**RECORDS PROVIDED**

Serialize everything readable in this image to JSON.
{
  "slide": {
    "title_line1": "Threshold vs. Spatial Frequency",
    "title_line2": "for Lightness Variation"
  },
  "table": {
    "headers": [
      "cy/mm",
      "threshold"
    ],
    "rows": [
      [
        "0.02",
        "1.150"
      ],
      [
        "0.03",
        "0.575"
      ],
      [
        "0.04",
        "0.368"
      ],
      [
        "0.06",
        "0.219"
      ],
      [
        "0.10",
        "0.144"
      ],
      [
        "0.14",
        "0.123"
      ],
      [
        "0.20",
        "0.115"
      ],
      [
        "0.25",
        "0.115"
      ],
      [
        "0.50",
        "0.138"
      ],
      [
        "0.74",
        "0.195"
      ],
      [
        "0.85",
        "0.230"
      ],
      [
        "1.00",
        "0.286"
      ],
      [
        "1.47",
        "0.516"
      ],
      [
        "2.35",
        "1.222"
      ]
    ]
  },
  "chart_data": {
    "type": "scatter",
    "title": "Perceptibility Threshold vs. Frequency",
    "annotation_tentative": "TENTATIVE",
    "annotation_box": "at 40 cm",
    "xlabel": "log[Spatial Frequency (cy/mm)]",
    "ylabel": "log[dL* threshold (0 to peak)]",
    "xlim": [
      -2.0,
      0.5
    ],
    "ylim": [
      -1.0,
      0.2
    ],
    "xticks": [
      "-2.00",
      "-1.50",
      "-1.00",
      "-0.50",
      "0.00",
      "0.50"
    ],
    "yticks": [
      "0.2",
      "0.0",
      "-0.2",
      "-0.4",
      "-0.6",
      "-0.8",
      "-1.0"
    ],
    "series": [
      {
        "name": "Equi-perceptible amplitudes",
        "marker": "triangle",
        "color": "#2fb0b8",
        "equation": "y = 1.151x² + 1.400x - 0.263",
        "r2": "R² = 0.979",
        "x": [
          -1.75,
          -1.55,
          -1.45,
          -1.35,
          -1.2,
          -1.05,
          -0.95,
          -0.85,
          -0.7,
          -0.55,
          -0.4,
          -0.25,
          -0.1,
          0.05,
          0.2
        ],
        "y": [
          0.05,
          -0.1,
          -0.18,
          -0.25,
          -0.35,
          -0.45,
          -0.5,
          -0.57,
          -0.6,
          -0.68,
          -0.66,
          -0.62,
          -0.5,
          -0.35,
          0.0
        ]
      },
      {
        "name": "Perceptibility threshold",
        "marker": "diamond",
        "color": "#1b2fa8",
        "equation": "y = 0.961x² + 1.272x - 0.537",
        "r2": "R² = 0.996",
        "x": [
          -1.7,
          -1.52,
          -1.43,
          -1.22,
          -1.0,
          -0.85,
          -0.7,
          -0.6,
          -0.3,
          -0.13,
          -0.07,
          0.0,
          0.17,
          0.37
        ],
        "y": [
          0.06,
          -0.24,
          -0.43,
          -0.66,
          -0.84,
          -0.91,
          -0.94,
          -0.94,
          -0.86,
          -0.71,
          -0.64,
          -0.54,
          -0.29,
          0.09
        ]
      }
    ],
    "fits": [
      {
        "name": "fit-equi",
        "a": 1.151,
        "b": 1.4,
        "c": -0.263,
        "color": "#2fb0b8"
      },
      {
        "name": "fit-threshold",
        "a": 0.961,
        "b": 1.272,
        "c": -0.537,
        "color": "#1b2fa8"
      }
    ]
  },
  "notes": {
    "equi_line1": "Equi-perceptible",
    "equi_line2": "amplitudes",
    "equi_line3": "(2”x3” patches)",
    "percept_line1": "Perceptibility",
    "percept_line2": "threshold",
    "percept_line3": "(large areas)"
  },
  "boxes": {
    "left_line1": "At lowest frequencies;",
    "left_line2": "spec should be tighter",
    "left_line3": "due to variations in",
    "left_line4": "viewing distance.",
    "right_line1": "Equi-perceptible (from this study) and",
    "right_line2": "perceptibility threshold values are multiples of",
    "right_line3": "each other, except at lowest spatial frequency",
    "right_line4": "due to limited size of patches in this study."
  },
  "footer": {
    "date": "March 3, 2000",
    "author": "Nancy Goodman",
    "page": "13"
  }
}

**CHALLENGE**
Go through the listing above and pull out each line containing the word "lowest".

**RESPONSE TO THE TASK**
    "left_line1": "At lowest frequencies;",
    "right_line3": "each other, except at lowest spatial frequency",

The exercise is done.